## Data section

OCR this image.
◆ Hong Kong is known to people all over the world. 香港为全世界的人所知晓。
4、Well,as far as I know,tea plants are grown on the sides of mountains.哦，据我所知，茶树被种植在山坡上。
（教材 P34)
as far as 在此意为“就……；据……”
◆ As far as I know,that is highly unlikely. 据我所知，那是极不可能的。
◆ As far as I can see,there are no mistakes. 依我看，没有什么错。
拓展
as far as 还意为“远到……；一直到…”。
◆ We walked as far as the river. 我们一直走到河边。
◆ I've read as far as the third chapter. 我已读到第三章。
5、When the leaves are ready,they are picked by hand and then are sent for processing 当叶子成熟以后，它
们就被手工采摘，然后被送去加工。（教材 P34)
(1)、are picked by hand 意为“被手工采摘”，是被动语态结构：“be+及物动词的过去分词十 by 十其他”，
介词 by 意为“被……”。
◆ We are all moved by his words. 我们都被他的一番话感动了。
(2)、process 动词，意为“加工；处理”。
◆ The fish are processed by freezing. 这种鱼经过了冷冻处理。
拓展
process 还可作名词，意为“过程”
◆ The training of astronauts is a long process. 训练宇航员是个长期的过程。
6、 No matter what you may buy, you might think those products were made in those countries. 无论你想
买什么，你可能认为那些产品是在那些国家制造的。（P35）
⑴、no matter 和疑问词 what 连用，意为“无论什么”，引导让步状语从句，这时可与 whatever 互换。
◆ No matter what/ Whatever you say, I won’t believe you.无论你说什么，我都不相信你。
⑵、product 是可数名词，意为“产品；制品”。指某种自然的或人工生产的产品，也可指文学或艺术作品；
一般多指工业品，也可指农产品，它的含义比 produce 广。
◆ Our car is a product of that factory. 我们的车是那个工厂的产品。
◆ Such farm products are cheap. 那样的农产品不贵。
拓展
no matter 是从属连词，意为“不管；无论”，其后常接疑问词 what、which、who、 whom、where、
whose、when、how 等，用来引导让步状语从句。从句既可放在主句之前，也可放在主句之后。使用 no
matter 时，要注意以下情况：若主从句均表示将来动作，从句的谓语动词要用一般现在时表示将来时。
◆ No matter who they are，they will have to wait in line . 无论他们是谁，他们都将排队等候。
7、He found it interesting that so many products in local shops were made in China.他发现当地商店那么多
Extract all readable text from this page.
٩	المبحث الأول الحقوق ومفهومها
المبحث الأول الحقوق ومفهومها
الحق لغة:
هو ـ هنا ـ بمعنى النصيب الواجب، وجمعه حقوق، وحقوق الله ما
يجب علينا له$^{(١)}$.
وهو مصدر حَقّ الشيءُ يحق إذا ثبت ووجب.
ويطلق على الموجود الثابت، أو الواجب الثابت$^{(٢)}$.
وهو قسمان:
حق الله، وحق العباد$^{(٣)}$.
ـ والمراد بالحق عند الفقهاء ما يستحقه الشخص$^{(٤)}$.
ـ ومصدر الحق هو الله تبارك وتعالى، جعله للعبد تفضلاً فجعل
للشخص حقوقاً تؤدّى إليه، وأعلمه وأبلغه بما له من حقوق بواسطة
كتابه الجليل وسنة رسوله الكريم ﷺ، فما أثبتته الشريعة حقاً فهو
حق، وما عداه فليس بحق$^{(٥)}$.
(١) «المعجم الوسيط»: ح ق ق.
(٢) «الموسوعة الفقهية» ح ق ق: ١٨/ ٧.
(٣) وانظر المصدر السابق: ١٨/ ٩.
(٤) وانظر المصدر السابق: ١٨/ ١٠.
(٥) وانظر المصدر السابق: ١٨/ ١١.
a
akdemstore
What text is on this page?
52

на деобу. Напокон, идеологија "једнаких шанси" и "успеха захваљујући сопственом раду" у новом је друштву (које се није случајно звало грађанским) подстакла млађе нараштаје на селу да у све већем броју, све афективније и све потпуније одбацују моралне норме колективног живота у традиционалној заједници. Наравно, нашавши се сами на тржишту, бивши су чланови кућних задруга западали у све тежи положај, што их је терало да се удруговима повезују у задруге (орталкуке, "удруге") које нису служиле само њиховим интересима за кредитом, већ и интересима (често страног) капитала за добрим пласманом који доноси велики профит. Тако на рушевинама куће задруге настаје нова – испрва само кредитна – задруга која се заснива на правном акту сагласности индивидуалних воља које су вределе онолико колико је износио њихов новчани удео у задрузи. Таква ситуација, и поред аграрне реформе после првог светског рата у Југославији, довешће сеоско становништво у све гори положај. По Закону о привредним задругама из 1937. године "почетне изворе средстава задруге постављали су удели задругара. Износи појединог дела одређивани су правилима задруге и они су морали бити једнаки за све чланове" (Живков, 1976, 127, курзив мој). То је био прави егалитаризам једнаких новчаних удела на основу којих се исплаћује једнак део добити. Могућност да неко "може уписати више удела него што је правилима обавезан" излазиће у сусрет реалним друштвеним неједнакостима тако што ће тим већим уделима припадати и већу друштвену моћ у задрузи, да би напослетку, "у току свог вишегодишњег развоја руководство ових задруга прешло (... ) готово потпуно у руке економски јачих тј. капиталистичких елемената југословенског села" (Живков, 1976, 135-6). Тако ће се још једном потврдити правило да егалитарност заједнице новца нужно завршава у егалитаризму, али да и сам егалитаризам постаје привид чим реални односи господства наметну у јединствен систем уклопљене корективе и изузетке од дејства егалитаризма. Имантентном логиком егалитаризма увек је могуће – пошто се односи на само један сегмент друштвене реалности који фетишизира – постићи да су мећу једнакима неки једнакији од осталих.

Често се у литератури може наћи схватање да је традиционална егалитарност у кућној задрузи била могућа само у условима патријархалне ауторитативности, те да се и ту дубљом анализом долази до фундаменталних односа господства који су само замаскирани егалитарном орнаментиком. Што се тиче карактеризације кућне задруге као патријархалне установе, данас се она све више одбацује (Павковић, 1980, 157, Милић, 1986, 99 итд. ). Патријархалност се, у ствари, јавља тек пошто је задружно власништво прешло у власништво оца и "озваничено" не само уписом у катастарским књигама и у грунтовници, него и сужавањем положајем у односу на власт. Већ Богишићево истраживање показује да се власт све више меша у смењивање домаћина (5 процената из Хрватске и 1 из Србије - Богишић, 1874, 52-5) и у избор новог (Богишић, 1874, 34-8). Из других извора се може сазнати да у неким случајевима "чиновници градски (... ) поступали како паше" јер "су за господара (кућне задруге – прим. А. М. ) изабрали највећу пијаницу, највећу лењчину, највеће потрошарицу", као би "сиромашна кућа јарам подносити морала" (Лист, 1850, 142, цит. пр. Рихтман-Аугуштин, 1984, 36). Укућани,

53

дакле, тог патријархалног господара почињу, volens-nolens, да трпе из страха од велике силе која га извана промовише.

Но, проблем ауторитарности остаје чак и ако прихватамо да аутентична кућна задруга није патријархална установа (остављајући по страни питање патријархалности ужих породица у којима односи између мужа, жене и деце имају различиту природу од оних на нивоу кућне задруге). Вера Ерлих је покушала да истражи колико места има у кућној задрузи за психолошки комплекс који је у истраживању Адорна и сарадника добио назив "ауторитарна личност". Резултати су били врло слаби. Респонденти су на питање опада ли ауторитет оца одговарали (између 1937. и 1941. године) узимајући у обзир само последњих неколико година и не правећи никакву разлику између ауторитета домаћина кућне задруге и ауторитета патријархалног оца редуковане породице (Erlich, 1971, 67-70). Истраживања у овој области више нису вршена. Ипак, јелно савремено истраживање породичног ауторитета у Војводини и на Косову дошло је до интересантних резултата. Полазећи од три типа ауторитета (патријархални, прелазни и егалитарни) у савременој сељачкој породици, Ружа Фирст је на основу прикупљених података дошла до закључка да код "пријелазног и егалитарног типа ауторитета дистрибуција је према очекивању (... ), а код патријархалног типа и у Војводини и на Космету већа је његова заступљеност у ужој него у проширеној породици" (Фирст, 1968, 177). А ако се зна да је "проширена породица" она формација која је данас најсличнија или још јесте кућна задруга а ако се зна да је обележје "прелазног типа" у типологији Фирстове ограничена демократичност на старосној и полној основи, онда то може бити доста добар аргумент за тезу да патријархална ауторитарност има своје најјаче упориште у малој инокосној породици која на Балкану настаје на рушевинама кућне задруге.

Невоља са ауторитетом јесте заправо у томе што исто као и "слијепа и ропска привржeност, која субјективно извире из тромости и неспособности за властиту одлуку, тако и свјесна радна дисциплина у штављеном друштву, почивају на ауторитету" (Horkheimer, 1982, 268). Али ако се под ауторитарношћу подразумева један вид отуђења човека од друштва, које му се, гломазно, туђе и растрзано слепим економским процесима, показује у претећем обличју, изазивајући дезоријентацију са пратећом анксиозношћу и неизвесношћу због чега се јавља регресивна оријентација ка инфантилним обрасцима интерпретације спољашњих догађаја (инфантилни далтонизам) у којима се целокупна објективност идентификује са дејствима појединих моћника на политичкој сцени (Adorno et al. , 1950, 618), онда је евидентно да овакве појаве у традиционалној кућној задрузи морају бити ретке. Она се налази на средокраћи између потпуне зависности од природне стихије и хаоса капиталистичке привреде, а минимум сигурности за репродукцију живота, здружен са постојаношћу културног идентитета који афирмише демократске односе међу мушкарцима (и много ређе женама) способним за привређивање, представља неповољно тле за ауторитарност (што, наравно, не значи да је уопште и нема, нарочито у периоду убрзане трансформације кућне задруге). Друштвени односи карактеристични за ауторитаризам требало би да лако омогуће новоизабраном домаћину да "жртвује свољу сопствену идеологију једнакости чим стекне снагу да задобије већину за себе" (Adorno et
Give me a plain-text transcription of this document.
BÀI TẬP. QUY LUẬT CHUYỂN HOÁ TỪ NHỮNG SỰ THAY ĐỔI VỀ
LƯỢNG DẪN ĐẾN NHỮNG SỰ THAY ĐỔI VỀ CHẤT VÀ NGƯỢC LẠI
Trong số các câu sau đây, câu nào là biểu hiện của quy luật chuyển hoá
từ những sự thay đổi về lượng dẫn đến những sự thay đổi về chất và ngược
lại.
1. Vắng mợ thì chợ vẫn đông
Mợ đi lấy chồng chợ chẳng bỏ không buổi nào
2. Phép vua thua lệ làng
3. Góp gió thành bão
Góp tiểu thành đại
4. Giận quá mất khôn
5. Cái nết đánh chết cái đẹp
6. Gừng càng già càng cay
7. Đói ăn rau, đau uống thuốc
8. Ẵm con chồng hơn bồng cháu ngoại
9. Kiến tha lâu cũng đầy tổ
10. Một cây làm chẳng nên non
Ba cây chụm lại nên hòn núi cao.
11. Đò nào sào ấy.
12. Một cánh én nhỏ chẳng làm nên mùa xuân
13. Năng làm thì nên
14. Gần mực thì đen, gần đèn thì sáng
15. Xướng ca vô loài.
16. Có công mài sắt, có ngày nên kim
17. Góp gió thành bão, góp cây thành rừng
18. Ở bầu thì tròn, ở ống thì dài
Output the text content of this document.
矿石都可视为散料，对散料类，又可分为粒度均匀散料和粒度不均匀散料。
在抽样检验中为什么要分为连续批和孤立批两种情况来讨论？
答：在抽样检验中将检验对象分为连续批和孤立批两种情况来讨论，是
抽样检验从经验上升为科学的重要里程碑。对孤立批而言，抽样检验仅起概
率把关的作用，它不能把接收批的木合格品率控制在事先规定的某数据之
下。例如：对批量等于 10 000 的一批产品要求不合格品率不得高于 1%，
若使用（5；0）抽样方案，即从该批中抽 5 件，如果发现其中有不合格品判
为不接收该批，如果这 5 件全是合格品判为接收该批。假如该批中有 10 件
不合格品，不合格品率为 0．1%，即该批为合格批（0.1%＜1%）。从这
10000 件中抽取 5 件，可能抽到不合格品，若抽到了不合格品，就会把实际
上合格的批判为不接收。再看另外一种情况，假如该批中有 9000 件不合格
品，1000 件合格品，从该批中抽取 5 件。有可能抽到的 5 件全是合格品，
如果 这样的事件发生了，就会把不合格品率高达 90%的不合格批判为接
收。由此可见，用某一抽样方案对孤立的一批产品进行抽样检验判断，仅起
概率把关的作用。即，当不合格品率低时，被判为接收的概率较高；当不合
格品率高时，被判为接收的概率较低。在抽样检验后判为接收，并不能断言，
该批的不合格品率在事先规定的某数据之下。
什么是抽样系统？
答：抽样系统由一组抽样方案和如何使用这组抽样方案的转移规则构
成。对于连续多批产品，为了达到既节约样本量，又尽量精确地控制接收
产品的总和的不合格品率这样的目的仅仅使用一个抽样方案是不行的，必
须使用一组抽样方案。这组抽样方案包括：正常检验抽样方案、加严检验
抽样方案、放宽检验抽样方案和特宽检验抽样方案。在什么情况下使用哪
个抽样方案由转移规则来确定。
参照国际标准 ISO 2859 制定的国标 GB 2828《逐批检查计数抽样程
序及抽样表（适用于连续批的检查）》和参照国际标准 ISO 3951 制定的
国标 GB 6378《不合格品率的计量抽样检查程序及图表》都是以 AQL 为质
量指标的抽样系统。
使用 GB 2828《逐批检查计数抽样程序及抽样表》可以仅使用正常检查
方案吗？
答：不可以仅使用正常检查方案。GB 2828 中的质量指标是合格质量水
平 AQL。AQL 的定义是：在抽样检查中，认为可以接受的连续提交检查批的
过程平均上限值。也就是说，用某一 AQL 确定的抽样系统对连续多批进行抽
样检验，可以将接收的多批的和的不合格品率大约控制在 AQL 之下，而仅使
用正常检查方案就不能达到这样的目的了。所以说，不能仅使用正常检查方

## Task directions
Pull every line containing the word "ومفهومها" out of the material and copy it.

## Exercise solution
٩	المبحث الأول الحقوق ومفهومها
المبحث الأول الحقوق ومفهومها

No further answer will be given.